[Opening SOURCE DOCUMENT section]
|Reviews for Carlisle Cullen, The Caring Soul|
| TheKingdomofWaffles chapter 1 . 5/2/2010
That was... interesting seeing a story in poem form. It was really good, though. I can't write poems to save my life. Keep writing! -Emma
| TeamCullen.Carlme chapter 1 . 2/18/2010
again i say wonderfull job and it describes him to a T. :D
| ButterflyMouse chapter 1 . 4/25/2009
I have two views on this poem.
The first is that the poetry itself is lovely. You've managed to make it flow without a meter and that is an accomplishment. Especially considering your age.
My other view is that it is very simplistic in its content. It reads very much as a list of traits we find out in twilight, rather than his thoughts. I would generally expect an exploration of his thoughts to contain at least a little about why he is that way.
There is certainly merit in the way you have approached you're content, but generally I would prefer to see such ideas coupled with a rhythm and meter. I think freeform (brain refuses to retrieve technical term from memory bank) poetry works better when going into the 'deep and meaningful' of a character.
This however, is just my own opinion. It doesn't in anyway discredit your work, I'm just trying to give you some feedback about my thoughts on your poem. Don't take it too much to heart and keep writing
| mischiefmanaged73 chapter 1 . 4/21/2009
This one is just as good as the last! Can't wait for the next 'I Am' poem!
[Closing SOURCE DOCUMENT section]
[Opening INFORMATION section]
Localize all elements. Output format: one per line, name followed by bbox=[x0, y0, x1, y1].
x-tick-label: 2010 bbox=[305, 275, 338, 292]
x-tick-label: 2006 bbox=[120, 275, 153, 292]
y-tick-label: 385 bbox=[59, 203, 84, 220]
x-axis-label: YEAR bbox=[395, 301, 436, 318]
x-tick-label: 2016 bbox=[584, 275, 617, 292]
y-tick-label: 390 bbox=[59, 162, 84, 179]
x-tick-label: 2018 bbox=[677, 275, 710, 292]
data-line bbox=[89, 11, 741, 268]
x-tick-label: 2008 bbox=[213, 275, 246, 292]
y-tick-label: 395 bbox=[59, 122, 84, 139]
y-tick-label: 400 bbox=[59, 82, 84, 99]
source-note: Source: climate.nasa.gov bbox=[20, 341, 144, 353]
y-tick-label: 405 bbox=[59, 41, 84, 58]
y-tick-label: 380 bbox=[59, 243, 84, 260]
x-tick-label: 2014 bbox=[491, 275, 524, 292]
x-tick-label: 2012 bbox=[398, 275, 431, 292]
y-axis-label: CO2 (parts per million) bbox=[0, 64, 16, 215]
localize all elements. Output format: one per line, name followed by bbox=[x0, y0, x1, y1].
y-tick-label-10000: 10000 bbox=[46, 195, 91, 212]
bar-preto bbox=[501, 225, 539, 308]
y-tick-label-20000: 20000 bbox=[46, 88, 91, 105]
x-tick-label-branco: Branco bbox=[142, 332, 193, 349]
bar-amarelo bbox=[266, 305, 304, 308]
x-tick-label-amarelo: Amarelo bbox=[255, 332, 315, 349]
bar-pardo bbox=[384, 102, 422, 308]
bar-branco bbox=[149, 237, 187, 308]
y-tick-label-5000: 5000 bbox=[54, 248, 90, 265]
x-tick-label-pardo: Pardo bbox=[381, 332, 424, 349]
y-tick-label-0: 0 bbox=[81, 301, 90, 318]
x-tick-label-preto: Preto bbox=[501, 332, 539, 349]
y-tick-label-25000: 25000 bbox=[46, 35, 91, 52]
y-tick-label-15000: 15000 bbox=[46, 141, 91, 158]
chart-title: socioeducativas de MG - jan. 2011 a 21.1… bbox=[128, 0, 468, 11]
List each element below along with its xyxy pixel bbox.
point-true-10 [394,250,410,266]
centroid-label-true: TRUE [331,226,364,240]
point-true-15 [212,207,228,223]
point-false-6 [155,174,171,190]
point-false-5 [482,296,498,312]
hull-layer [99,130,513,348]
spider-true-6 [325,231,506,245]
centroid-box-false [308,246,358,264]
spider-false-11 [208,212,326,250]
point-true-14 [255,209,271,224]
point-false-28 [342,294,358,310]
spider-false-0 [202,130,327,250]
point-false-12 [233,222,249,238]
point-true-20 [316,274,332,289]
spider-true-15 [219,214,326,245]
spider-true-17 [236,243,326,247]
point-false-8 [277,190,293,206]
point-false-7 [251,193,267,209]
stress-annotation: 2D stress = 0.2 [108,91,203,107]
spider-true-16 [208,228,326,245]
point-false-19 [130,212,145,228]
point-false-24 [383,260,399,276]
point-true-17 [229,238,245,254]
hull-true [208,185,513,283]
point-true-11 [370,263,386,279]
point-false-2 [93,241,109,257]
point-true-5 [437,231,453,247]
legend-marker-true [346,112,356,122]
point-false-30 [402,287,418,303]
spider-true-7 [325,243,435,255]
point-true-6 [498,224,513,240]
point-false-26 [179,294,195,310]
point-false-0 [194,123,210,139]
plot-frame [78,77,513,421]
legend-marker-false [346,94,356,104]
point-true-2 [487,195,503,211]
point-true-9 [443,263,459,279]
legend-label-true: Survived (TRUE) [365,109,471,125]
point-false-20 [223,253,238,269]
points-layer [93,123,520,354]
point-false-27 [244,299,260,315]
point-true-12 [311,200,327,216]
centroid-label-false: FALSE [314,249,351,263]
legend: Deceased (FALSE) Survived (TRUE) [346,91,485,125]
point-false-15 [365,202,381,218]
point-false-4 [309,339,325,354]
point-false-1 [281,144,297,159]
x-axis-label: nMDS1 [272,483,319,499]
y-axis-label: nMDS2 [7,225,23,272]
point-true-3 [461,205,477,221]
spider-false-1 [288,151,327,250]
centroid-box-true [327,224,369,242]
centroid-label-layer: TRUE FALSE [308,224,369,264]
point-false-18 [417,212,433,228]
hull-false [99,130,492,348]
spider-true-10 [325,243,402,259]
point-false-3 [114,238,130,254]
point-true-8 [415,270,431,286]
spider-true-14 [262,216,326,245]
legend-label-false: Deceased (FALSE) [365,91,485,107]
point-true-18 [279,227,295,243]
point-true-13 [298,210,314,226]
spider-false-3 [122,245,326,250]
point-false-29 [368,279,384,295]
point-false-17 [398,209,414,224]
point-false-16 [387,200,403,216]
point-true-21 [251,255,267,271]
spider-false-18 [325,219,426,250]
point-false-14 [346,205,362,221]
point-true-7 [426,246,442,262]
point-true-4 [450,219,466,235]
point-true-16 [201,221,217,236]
[Closing INFORMATION section]
ACTIVITY 1
Condense the paragraph of the reviews page that begins "My other view is that" while keeping its main points.
ACTIVITY 2
Repeat everything in the reviews page from "There is certainly" down to "next 'I Am' poem!", word for word.

ANSWER 1
The poem's content is simplistic. It reads like a list of Carlisle's traits from Twilight rather than his thoughts, and an exploration of his thoughts would be expected to say at least a little about why he is that way.

ANSWER 2
There is certainly merit in the way you have approached you're content, but generally I would prefer to see such ideas coupled with a rhythm and meter. I think freeform (brain refuses to retrieve technical term from memory bank) poetry works better when going into the 'deep and meaningful' of a character.
This however, is just my own opinion. It doesn't in anyway discredit your work, I'm just trying to give you some feedback about my thoughts on your poem. Don't take it too much to heart and keep writing
| mischiefmanaged73 chapter 1 . 4/21/2009
This one is just as good as the last! Can't wait for the next 'I Am' poem!